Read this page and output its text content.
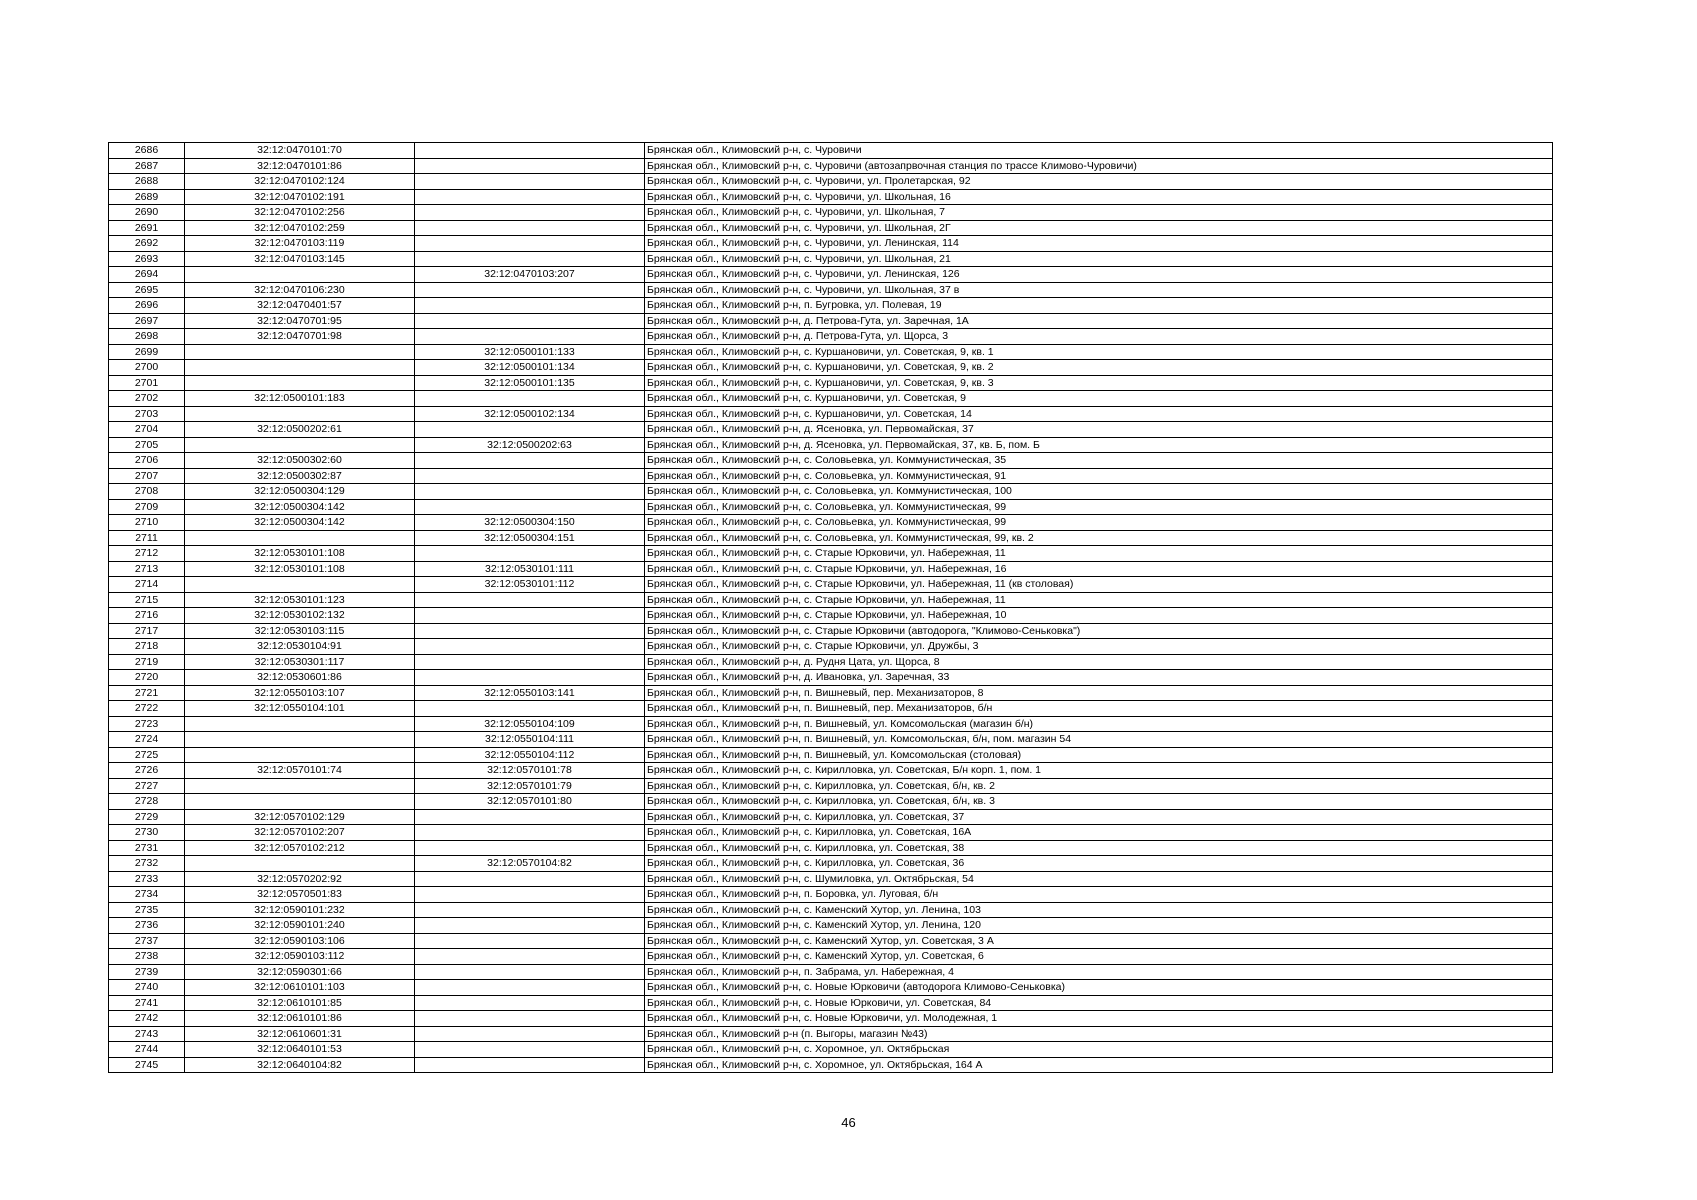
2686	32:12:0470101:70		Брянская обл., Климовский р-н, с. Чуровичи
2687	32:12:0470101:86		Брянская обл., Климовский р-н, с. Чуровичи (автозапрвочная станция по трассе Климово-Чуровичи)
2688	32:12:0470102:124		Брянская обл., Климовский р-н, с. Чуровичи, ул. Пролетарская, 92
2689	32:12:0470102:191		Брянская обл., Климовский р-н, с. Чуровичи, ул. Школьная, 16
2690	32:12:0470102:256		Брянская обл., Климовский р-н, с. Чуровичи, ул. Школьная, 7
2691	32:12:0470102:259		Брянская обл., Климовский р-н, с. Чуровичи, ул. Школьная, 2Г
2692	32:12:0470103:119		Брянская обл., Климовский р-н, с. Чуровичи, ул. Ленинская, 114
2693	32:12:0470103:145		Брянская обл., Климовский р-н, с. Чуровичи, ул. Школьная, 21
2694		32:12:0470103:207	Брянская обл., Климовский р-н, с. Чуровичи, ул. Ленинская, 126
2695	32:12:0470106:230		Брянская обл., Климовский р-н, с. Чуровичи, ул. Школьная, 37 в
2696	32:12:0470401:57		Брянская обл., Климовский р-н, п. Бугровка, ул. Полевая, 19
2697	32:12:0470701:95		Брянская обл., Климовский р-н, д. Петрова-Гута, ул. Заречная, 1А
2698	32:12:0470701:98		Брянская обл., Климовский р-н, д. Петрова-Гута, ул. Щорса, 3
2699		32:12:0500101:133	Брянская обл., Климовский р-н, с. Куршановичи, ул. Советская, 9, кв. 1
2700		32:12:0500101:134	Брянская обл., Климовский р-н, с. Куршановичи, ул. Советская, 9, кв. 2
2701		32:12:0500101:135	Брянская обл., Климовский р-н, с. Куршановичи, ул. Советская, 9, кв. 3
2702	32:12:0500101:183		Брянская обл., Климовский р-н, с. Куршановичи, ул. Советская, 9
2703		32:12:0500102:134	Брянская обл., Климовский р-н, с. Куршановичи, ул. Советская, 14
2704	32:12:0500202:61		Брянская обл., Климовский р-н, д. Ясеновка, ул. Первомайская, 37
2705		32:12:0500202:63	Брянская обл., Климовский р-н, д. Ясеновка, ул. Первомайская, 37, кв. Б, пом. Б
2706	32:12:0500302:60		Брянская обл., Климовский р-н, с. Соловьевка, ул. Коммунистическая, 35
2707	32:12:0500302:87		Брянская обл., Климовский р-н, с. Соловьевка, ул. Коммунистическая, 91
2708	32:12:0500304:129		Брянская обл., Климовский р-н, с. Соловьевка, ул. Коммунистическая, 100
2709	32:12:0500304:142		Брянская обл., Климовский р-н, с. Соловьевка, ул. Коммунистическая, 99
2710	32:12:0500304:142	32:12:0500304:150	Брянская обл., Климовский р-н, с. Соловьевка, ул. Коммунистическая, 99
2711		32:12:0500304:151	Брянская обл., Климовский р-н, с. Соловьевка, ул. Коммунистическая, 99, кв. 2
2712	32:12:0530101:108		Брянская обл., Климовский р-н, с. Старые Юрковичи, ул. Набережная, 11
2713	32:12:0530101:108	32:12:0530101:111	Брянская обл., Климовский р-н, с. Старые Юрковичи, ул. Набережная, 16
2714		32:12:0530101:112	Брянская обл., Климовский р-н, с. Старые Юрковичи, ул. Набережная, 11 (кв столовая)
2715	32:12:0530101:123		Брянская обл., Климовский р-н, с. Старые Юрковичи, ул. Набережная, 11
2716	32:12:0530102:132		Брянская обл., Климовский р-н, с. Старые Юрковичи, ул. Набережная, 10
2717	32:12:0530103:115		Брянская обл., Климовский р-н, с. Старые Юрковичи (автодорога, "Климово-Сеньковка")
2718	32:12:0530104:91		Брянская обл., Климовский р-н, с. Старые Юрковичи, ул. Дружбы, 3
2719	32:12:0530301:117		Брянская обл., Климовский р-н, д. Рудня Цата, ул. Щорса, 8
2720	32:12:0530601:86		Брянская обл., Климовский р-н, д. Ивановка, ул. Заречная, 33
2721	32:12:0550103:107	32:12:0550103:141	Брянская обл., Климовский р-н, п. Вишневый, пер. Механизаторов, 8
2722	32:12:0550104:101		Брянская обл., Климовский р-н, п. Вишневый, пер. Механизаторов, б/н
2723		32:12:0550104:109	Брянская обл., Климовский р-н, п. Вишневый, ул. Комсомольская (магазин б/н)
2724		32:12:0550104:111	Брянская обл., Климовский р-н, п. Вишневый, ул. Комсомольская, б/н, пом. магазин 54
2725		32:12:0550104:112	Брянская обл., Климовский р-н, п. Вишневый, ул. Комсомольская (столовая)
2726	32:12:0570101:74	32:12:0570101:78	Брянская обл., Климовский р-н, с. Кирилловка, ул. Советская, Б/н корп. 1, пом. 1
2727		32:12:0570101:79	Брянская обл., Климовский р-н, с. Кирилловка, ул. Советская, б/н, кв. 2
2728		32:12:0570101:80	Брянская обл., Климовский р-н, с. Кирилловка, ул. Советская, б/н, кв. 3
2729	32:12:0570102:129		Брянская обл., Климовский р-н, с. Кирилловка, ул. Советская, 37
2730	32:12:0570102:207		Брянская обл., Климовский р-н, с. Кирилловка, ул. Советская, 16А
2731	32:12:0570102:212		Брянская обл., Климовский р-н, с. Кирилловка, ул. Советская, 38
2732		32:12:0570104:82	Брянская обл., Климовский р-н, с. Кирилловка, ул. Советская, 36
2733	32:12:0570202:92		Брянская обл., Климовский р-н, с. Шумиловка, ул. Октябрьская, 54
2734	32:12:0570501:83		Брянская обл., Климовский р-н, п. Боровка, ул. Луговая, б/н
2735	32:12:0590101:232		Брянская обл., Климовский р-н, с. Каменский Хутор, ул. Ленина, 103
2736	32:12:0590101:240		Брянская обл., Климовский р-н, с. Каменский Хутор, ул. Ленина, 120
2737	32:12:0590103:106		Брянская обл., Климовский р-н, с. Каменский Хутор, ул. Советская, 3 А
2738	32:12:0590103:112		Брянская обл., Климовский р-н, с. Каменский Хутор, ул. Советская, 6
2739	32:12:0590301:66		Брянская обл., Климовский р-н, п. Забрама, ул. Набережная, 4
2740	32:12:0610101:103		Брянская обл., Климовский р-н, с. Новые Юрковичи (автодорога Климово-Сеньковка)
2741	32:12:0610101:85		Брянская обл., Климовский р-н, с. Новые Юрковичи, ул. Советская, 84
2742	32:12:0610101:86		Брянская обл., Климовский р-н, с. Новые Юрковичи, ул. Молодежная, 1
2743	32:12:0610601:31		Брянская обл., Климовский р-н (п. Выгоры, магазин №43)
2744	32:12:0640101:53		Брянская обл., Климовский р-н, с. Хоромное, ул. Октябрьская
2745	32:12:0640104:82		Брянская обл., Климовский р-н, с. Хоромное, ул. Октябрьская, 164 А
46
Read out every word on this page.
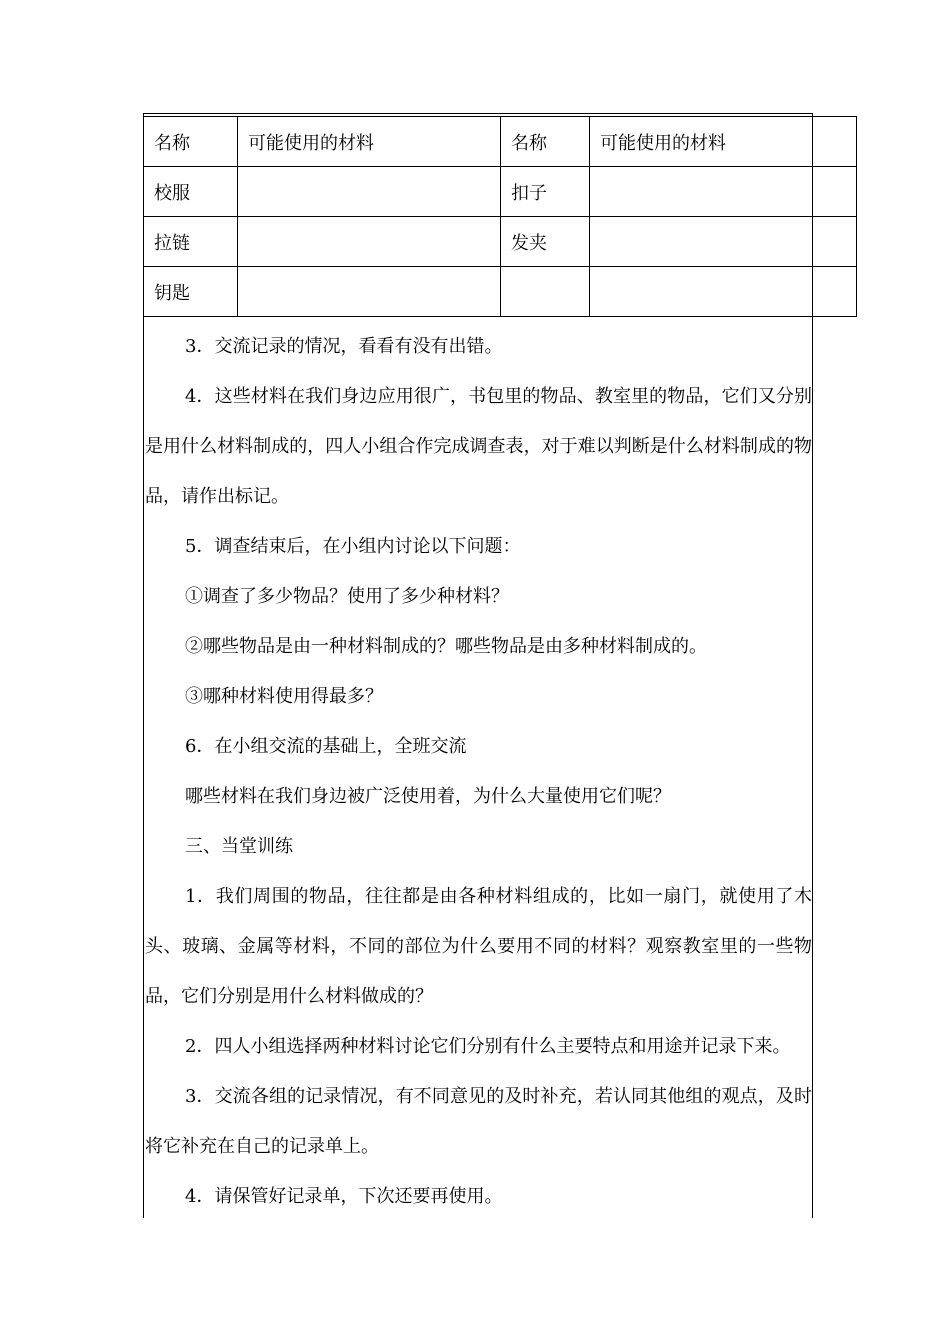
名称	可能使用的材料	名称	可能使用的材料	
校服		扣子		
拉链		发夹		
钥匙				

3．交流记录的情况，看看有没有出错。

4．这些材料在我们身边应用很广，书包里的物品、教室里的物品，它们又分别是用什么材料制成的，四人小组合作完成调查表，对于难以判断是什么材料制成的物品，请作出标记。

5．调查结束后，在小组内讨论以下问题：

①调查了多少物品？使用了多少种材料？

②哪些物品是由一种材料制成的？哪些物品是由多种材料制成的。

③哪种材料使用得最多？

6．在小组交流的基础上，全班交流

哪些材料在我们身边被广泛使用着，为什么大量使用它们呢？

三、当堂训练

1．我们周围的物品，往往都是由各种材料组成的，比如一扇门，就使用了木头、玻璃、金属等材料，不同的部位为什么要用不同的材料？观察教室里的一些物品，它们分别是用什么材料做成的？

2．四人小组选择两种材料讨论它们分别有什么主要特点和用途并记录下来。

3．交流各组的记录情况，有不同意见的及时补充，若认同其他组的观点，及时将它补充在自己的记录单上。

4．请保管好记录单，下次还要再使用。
━━━━
▸ Work required: No pictures belong in the copy: reproduce exactly the lines above from the one that contains "Read out every word on this page." through the last line of the entries.

▸ Finished exercise:
Read out every word on this page.
名称	可能使用的材料	名称	可能使用的材料	
校服		扣子		
拉链		发夹		
钥匙				

3．交流记录的情况，看看有没有出错。

4．这些材料在我们身边应用很广，书包里的物品、教室里的物品，它们又分别是用什么材料制成的，四人小组合作完成调查表，对于难以判断是什么材料制成的物品，请作出标记。

5．调查结束后，在小组内讨论以下问题：

①调查了多少物品？使用了多少种材料？

②哪些物品是由一种材料制成的？哪些物品是由多种材料制成的。

③哪种材料使用得最多？

6．在小组交流的基础上，全班交流

哪些材料在我们身边被广泛使用着，为什么大量使用它们呢？

三、当堂训练

1．我们周围的物品，往往都是由各种材料组成的，比如一扇门，就使用了木头、玻璃、金属等材料，不同的部位为什么要用不同的材料？观察教室里的一些物品，它们分别是用什么材料做成的？

2．四人小组选择两种材料讨论它们分别有什么主要特点和用途并记录下来。

3．交流各组的记录情况，有不同意见的及时补充，若认同其他组的观点，及时将它补充在自己的记录单上。

4．请保管好记录单，下次还要再使用。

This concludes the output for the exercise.